### Task instructions
Only lines holding the word "JSON" should be copied from the material.
+++ Dataset excerpts +++
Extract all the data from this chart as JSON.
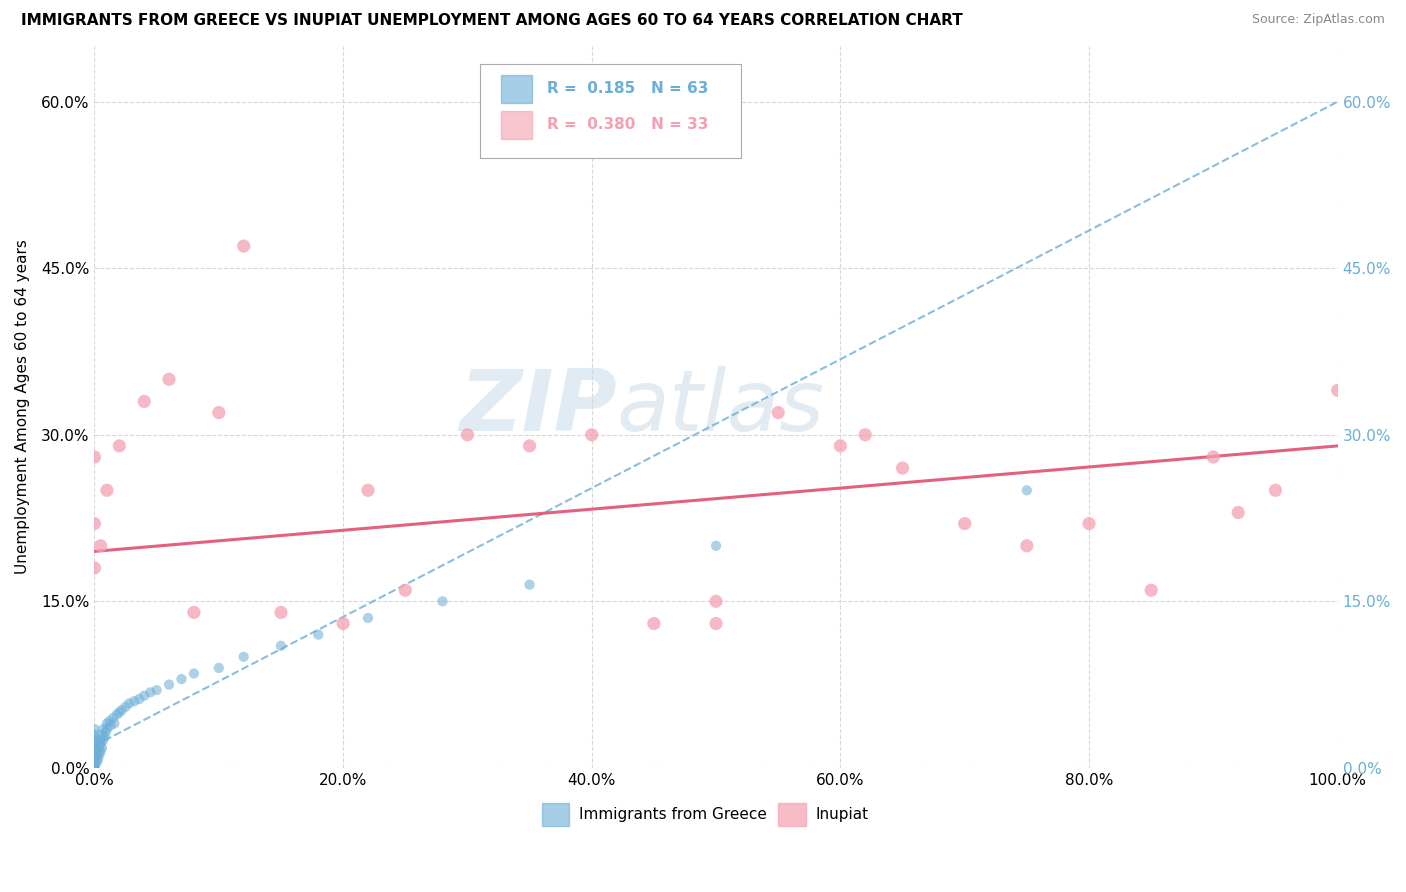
{
  "title": "IMMIGRANTS FROM GREECE VS INUPIAT UNEMPLOYMENT AMONG AGES 60 TO 64 YEARS CORRELATION CHART",
  "source": "Source: ZipAtlas.com",
  "ylabel": "Unemployment Among Ages 60 to 64 years",
  "legend_labels": [
    "Immigrants from Greece",
    "Inupiat"
  ],
  "legend_r": [
    "R =  0.185",
    "R =  0.380"
  ],
  "legend_n": [
    "N = 63",
    "N = 33"
  ],
  "color_greece": "#6baed6",
  "color_inupiat": "#f4a0b0",
  "trendline_color_greece": "#6baed6",
  "trendline_color_inupiat": "#e05070",
  "watermark_zip": "ZIP",
  "watermark_atlas": "atlas",
  "xlim": [
    0.0,
    1.0
  ],
  "ylim": [
    0.0,
    0.65
  ],
  "xticks": [
    0.0,
    0.2,
    0.4,
    0.6,
    0.8,
    1.0
  ],
  "yticks": [
    0.0,
    0.15,
    0.3,
    0.45,
    0.6
  ],
  "greece_scatter_x": [
    0.0,
    0.0,
    0.0,
    0.0,
    0.0,
    0.0,
    0.0,
    0.0,
    0.0,
    0.0,
    0.0,
    0.0,
    0.0,
    0.0,
    0.0,
    0.0,
    0.0,
    0.0,
    0.0,
    0.0,
    0.002,
    0.002,
    0.003,
    0.003,
    0.004,
    0.004,
    0.005,
    0.005,
    0.005,
    0.006,
    0.006,
    0.007,
    0.007,
    0.008,
    0.009,
    0.01,
    0.01,
    0.012,
    0.013,
    0.015,
    0.016,
    0.018,
    0.02,
    0.022,
    0.025,
    0.028,
    0.032,
    0.036,
    0.04,
    0.045,
    0.05,
    0.06,
    0.07,
    0.08,
    0.1,
    0.12,
    0.15,
    0.18,
    0.22,
    0.28,
    0.35,
    0.5,
    0.75
  ],
  "greece_scatter_y": [
    0.0,
    0.0,
    0.002,
    0.003,
    0.004,
    0.005,
    0.006,
    0.007,
    0.008,
    0.01,
    0.012,
    0.014,
    0.016,
    0.018,
    0.02,
    0.022,
    0.025,
    0.028,
    0.03,
    0.035,
    0.005,
    0.01,
    0.008,
    0.015,
    0.012,
    0.02,
    0.015,
    0.022,
    0.025,
    0.018,
    0.03,
    0.025,
    0.035,
    0.028,
    0.032,
    0.04,
    0.035,
    0.042,
    0.038,
    0.045,
    0.04,
    0.048,
    0.05,
    0.052,
    0.055,
    0.058,
    0.06,
    0.062,
    0.065,
    0.068,
    0.07,
    0.075,
    0.08,
    0.085,
    0.09,
    0.1,
    0.11,
    0.12,
    0.135,
    0.15,
    0.165,
    0.2,
    0.25
  ],
  "inupiat_scatter_x": [
    0.0,
    0.0,
    0.0,
    0.005,
    0.01,
    0.02,
    0.04,
    0.06,
    0.08,
    0.1,
    0.12,
    0.15,
    0.2,
    0.22,
    0.25,
    0.3,
    0.35,
    0.4,
    0.45,
    0.5,
    0.5,
    0.55,
    0.6,
    0.62,
    0.65,
    0.7,
    0.75,
    0.8,
    0.85,
    0.9,
    0.92,
    0.95,
    1.0
  ],
  "inupiat_scatter_y": [
    0.18,
    0.22,
    0.28,
    0.2,
    0.25,
    0.29,
    0.33,
    0.35,
    0.14,
    0.32,
    0.47,
    0.14,
    0.13,
    0.25,
    0.16,
    0.3,
    0.29,
    0.3,
    0.13,
    0.13,
    0.15,
    0.32,
    0.29,
    0.3,
    0.27,
    0.22,
    0.2,
    0.22,
    0.16,
    0.28,
    0.23,
    0.25,
    0.34
  ],
  "right_axis_color": "#6baed6",
  "grid_color": "#d8d8d8",
  "grid_style": "--"
}
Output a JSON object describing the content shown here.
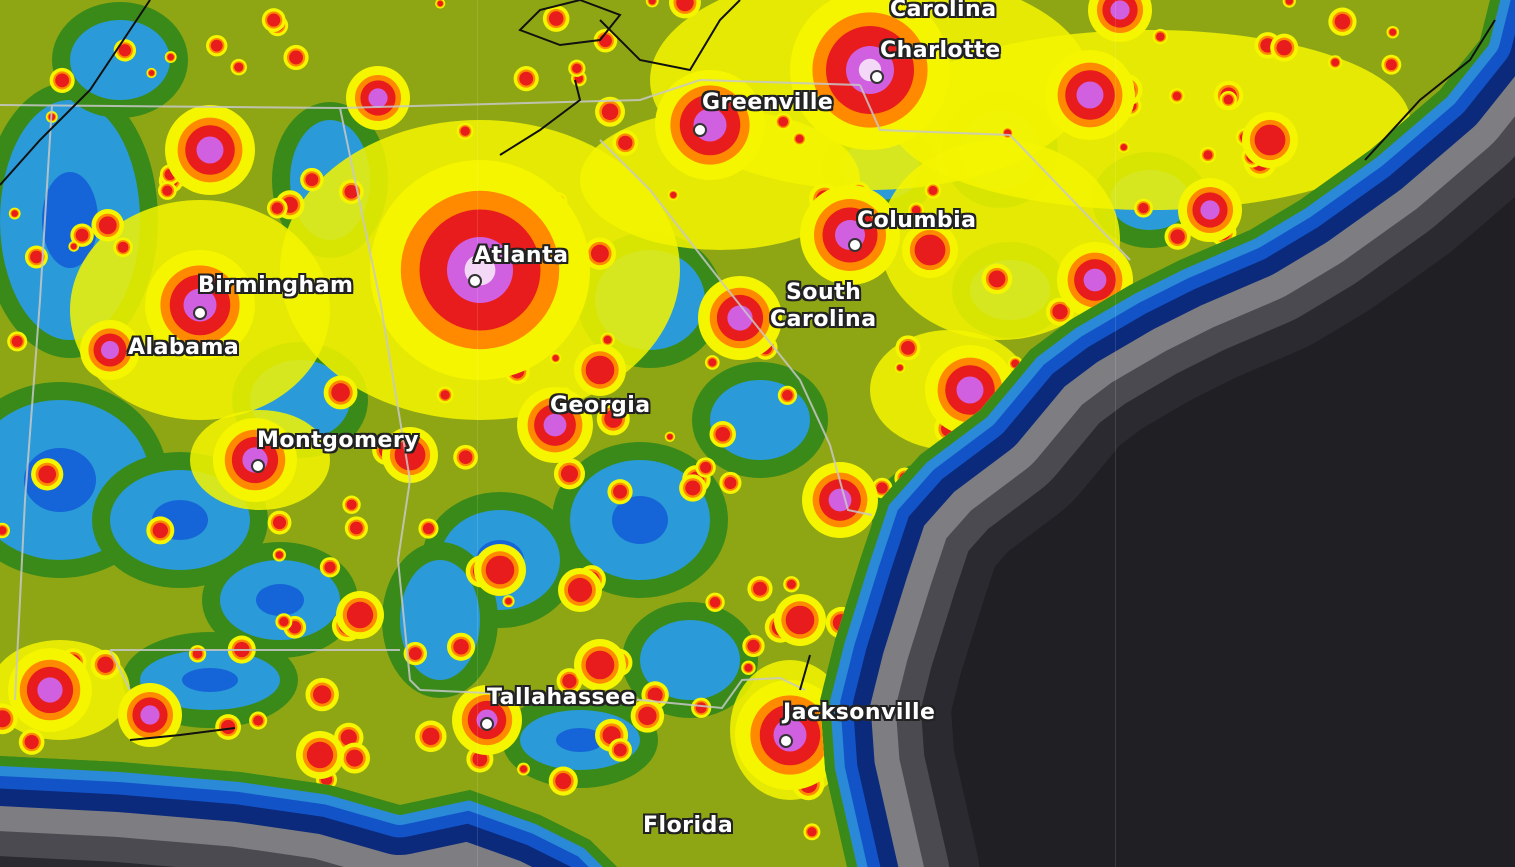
{
  "map": {
    "type": "light pollution map",
    "colors": {
      "ocean": "#202024",
      "land_base": "#8fa614",
      "dark_sky": "#1565d8",
      "rural": "#2a9ad8",
      "green": "#3a8a1a",
      "yellow": "#f5f500",
      "orange": "#ff8a00",
      "red": "#e81c1c",
      "magenta": "#d060e0",
      "border": "#c8c8c8"
    },
    "labels": [
      {
        "id": "carolina",
        "text": "Carolina",
        "kind": "state"
      },
      {
        "id": "charlotte",
        "text": "Charlotte",
        "kind": "city"
      },
      {
        "id": "greenville",
        "text": "Greenville",
        "kind": "city"
      },
      {
        "id": "columbia",
        "text": "Columbia",
        "kind": "city"
      },
      {
        "id": "atlanta",
        "text": "Atlanta",
        "kind": "city"
      },
      {
        "id": "birmingham",
        "text": "Birmingham",
        "kind": "city"
      },
      {
        "id": "alabama",
        "text": "Alabama",
        "kind": "state"
      },
      {
        "id": "south-carolina-1",
        "text": "South",
        "kind": "state"
      },
      {
        "id": "south-carolina-2",
        "text": "Carolina",
        "kind": "state"
      },
      {
        "id": "georgia",
        "text": "Georgia",
        "kind": "state"
      },
      {
        "id": "montgomery",
        "text": "Montgomery",
        "kind": "city"
      },
      {
        "id": "tallahassee",
        "text": "Tallahassee",
        "kind": "city"
      },
      {
        "id": "jacksonville",
        "text": "Jacksonville",
        "kind": "city"
      },
      {
        "id": "florida",
        "text": "Florida",
        "kind": "state"
      }
    ]
  }
}
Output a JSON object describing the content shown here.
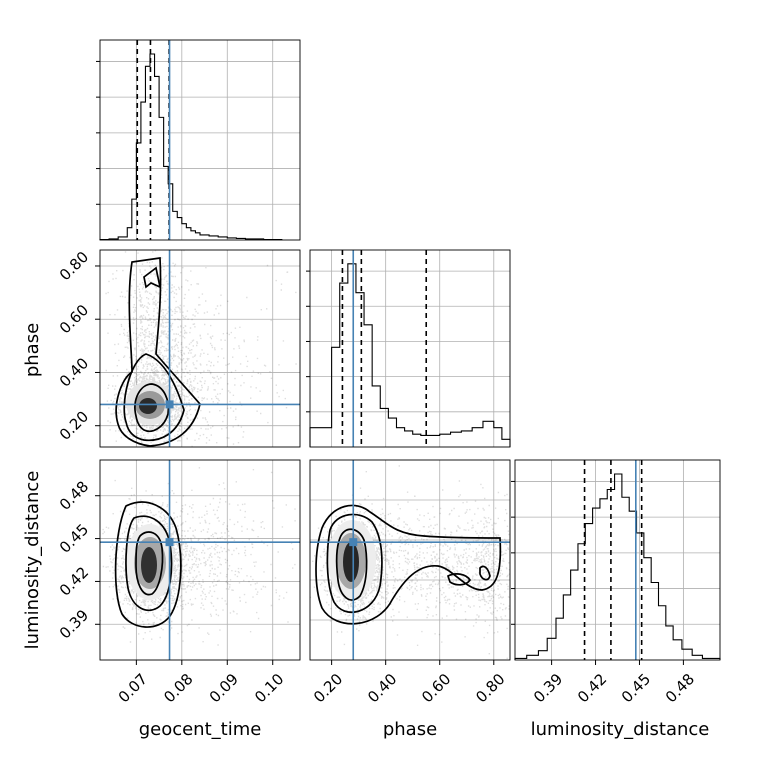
{
  "figure": {
    "parameters": [
      "geocent_time",
      "phase",
      "luminosity_distance"
    ],
    "truth_color": "#4682b4"
  },
  "chart_data": [
    {
      "type": "histogram",
      "parameter": "geocent_time",
      "xlim": [
        0.062,
        0.106
      ],
      "xticks": [
        0.07,
        0.08,
        0.09,
        0.1
      ],
      "quantiles": [
        0.0702,
        0.0731,
        0.0772
      ],
      "truth": 0.0773,
      "bins": [
        0.062,
        0.064,
        0.066,
        0.068,
        0.069,
        0.07,
        0.071,
        0.072,
        0.073,
        0.074,
        0.075,
        0.076,
        0.077,
        0.078,
        0.079,
        0.08,
        0.081,
        0.082,
        0.083,
        0.084,
        0.086,
        0.088,
        0.09,
        0.092,
        0.094,
        0.096,
        0.098,
        0.1,
        0.102
      ],
      "counts": [
        0.5,
        1,
        3,
        12,
        40,
        95,
        135,
        170,
        182,
        160,
        120,
        72,
        55,
        28,
        22,
        16,
        12,
        9,
        7,
        5,
        4,
        3,
        2,
        1.5,
        1,
        1,
        0.5,
        0.5
      ]
    },
    {
      "type": "histogram",
      "parameter": "phase",
      "xlim": [
        0.12,
        0.86
      ],
      "xticks": [
        0.2,
        0.4,
        0.6,
        0.8
      ],
      "quantiles": [
        0.24,
        0.31,
        0.55
      ],
      "truth": 0.28,
      "bins": [
        0.12,
        0.16,
        0.2,
        0.23,
        0.26,
        0.29,
        0.32,
        0.35,
        0.38,
        0.41,
        0.44,
        0.47,
        0.5,
        0.53,
        0.56,
        0.6,
        0.64,
        0.68,
        0.72,
        0.76,
        0.8,
        0.83,
        0.86
      ],
      "counts": [
        30,
        30,
        155,
        255,
        285,
        240,
        190,
        95,
        60,
        45,
        30,
        25,
        20,
        18,
        18,
        20,
        23,
        25,
        30,
        40,
        30,
        12
      ]
    },
    {
      "type": "histogram",
      "parameter": "luminosity_distance",
      "xlim": [
        0.365,
        0.505
      ],
      "xticks": [
        0.39,
        0.42,
        0.45,
        0.48
      ],
      "quantiles": [
        0.4125,
        0.4305,
        0.4515
      ],
      "truth": 0.4475,
      "bins": [
        0.365,
        0.373,
        0.381,
        0.387,
        0.393,
        0.398,
        0.403,
        0.408,
        0.413,
        0.418,
        0.423,
        0.428,
        0.433,
        0.438,
        0.443,
        0.448,
        0.453,
        0.458,
        0.463,
        0.468,
        0.473,
        0.479,
        0.486,
        0.493,
        0.505
      ],
      "counts": [
        1,
        3,
        6,
        14,
        27,
        42,
        58,
        75,
        88,
        98,
        104,
        110,
        120,
        105,
        96,
        82,
        66,
        50,
        35,
        22,
        13,
        7,
        3,
        1
      ]
    },
    {
      "type": "scatter-contour",
      "x_parameter": "geocent_time",
      "y_parameter": "phase",
      "xlim": [
        0.062,
        0.106
      ],
      "ylim": [
        0.12,
        0.86
      ],
      "yticks": [
        0.2,
        0.4,
        0.6,
        0.8
      ],
      "truth": [
        0.0773,
        0.28
      ]
    },
    {
      "type": "scatter-contour",
      "x_parameter": "geocent_time",
      "y_parameter": "luminosity_distance",
      "xlim": [
        0.062,
        0.106
      ],
      "ylim": [
        0.365,
        0.505
      ],
      "xticks": [
        0.07,
        0.08,
        0.09,
        0.1
      ],
      "yticks": [
        0.39,
        0.42,
        0.45,
        0.48
      ],
      "truth": [
        0.0773,
        0.4475
      ]
    },
    {
      "type": "scatter-contour",
      "x_parameter": "phase",
      "y_parameter": "luminosity_distance",
      "xlim": [
        0.12,
        0.86
      ],
      "ylim": [
        0.365,
        0.505
      ],
      "xticks": [
        0.2,
        0.4,
        0.6,
        0.8
      ],
      "truth": [
        0.28,
        0.4475
      ]
    }
  ]
}
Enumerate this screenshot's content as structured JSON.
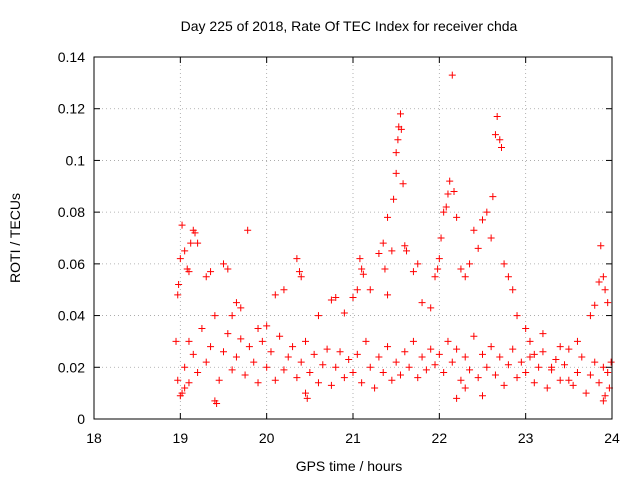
+++
### Task solution
Extract all the data from this chart as JSON.
Output a JSON object describing the content shown here.
Output a JSON object describing the content shown here.
Enumerate this screenshot's content as structured JSON.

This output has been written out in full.